Search the material below for the word "true". Copy every line that has it.

※ ※ ※

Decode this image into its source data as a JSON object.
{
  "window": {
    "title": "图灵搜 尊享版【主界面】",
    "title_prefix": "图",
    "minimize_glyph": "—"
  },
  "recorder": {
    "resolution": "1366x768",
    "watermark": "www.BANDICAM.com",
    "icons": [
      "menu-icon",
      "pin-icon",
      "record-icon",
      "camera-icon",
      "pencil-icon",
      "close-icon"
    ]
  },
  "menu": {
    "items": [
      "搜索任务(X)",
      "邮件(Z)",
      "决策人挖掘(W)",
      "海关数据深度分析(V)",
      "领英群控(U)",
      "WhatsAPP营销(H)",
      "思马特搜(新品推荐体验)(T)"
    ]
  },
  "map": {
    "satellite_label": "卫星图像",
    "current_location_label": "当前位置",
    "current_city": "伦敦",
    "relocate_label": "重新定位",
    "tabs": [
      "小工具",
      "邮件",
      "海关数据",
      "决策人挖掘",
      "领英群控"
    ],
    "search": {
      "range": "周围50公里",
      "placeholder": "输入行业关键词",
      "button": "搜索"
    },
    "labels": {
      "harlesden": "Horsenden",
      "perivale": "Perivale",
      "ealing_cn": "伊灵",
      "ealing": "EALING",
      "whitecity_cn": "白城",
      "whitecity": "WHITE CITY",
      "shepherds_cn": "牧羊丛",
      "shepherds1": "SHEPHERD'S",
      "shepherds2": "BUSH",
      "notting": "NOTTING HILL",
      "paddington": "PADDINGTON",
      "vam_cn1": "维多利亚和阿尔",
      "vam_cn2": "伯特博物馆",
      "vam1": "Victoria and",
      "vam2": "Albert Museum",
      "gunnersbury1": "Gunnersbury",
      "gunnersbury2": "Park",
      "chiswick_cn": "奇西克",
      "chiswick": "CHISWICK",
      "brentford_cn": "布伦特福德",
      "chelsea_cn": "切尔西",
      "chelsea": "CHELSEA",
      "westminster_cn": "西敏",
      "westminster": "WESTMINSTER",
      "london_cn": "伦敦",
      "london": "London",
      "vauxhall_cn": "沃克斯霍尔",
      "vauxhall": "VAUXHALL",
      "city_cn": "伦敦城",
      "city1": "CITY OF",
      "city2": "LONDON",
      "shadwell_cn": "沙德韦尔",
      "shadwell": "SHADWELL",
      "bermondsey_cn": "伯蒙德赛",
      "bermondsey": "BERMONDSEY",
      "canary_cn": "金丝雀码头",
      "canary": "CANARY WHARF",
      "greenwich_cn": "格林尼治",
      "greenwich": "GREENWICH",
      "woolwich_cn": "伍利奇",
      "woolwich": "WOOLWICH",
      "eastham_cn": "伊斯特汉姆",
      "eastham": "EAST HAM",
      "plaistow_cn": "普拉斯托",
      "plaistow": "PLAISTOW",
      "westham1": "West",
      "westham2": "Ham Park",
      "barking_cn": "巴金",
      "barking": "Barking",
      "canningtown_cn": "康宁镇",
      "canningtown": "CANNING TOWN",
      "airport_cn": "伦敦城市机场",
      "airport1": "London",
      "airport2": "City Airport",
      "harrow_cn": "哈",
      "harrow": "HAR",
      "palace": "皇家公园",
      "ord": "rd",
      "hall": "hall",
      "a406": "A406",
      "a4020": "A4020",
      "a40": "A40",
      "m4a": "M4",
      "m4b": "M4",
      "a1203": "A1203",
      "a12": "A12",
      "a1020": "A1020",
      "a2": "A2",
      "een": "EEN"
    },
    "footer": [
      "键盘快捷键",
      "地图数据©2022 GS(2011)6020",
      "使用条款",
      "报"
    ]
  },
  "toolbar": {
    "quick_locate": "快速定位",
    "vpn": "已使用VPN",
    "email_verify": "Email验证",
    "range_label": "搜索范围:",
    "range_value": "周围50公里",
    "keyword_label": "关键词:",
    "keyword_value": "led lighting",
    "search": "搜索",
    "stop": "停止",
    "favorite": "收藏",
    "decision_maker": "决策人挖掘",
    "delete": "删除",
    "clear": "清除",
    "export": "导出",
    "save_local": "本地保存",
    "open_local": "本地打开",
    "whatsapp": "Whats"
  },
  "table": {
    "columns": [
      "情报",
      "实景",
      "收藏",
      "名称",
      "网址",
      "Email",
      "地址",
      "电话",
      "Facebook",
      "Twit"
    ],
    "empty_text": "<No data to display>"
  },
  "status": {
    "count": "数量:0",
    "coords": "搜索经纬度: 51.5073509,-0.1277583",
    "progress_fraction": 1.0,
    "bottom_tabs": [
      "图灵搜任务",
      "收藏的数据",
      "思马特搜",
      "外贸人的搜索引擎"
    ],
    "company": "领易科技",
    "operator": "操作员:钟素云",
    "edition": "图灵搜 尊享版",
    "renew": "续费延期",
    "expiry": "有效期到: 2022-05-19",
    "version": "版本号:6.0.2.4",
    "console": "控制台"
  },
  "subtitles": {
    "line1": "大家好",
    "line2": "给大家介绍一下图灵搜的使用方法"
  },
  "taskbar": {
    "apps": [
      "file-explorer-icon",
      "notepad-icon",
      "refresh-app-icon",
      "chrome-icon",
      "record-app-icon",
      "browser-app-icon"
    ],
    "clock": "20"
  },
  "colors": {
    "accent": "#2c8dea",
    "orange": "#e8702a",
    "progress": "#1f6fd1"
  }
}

※ ※ ※

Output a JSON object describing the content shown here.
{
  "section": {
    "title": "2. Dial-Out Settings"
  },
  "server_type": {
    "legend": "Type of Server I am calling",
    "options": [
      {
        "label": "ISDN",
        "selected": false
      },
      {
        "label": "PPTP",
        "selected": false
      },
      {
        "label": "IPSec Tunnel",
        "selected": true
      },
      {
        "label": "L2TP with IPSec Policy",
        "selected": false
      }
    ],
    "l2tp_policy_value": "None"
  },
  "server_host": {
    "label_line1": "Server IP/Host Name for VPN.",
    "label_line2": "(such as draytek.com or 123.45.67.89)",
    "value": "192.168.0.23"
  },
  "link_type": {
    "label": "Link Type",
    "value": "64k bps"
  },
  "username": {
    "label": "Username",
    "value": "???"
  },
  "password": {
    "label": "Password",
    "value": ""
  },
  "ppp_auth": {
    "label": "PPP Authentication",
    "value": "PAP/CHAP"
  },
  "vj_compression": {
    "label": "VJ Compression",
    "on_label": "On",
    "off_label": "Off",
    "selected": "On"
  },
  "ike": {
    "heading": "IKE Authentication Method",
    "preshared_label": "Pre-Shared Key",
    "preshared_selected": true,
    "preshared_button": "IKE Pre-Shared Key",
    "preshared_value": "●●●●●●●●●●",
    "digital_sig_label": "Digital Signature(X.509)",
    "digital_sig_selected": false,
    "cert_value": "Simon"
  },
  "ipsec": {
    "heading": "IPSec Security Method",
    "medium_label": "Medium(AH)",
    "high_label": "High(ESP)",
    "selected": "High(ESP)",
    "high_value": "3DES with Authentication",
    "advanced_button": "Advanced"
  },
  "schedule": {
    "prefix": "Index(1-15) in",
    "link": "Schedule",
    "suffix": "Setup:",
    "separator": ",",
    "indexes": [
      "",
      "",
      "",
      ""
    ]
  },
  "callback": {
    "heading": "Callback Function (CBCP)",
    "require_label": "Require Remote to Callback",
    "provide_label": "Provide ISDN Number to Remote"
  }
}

※ ※ ※

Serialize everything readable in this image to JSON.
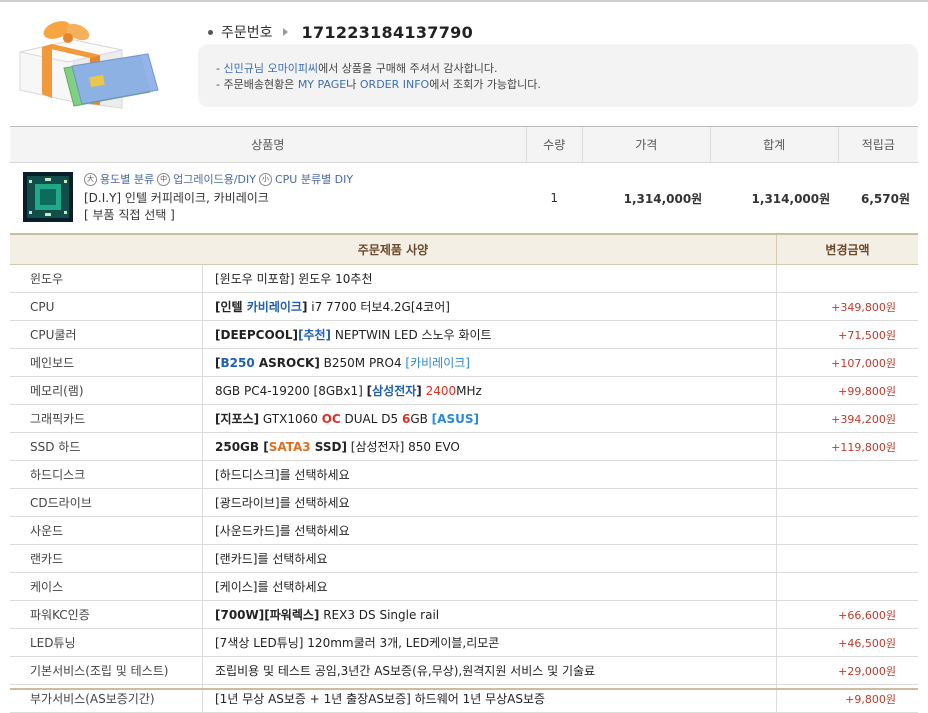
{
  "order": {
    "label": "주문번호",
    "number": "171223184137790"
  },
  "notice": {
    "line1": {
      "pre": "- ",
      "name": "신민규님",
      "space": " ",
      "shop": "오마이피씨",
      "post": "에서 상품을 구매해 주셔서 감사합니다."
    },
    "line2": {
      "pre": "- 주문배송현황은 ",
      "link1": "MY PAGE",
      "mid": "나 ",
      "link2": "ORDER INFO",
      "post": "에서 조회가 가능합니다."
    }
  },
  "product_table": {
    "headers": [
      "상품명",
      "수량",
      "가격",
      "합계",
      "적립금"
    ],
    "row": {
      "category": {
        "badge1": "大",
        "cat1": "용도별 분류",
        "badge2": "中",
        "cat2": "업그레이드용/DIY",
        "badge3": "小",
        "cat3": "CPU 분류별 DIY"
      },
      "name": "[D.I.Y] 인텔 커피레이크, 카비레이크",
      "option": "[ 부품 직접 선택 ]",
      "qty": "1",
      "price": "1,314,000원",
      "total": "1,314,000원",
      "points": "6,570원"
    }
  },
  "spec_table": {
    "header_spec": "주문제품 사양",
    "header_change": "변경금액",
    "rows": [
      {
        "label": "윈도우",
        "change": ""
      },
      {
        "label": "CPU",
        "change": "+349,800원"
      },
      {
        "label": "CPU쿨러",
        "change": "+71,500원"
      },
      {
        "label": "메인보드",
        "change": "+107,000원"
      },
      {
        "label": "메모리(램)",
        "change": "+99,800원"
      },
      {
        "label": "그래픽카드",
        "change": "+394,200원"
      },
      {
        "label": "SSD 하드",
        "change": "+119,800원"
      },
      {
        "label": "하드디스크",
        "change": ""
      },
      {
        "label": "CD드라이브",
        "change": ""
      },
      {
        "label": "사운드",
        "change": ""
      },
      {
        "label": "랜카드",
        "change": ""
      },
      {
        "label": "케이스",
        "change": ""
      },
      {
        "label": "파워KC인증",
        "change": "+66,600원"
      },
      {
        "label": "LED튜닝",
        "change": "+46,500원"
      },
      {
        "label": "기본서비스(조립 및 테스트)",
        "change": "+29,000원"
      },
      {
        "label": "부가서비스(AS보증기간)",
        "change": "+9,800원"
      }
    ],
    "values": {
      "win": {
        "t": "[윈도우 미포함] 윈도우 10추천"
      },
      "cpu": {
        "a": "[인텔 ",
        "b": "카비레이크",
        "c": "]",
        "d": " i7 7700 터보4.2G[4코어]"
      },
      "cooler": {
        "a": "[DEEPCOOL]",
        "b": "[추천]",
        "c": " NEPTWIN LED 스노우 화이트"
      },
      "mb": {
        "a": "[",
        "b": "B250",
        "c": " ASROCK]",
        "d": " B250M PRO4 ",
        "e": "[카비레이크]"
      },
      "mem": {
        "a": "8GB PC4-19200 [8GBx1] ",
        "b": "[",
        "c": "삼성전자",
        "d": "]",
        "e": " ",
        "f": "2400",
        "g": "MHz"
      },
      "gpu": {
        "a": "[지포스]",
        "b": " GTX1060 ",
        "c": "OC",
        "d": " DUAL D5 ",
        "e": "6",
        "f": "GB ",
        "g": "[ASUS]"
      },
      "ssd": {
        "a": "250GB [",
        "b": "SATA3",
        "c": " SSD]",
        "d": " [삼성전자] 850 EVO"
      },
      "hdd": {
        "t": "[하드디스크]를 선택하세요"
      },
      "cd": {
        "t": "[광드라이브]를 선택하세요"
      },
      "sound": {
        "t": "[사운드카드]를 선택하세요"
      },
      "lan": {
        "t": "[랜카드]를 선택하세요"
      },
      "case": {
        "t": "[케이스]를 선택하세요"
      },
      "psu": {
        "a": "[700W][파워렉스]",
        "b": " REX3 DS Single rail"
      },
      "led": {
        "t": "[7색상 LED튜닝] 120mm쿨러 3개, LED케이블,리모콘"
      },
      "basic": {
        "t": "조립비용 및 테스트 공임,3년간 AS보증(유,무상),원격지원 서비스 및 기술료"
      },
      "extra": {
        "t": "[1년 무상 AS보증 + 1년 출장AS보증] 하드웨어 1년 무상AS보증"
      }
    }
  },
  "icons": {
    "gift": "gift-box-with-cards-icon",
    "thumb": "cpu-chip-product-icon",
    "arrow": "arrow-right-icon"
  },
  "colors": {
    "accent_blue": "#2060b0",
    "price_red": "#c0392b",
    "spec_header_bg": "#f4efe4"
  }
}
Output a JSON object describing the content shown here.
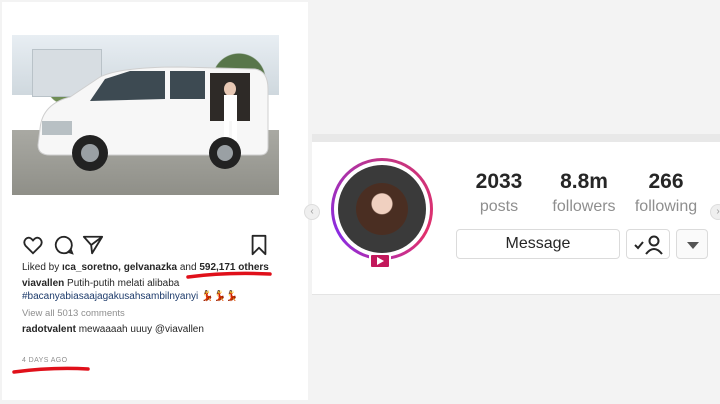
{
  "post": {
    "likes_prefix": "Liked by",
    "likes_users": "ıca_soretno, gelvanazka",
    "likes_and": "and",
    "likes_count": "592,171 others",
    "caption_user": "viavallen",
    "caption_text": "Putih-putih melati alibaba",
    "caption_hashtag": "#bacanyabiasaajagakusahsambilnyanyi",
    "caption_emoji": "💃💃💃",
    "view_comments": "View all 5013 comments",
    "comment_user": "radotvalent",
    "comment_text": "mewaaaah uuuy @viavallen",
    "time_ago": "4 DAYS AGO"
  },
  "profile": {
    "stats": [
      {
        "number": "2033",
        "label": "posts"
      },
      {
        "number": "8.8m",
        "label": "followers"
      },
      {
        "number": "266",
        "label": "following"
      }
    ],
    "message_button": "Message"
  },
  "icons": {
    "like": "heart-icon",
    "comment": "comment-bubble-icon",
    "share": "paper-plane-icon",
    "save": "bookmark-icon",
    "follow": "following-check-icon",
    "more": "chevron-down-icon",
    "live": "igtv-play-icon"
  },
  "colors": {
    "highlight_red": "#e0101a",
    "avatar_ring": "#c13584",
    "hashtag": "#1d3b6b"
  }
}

※ ※ ※

### ANSWER TO THIS PROBLEM
        "selected": true
    "preshared_selected": true,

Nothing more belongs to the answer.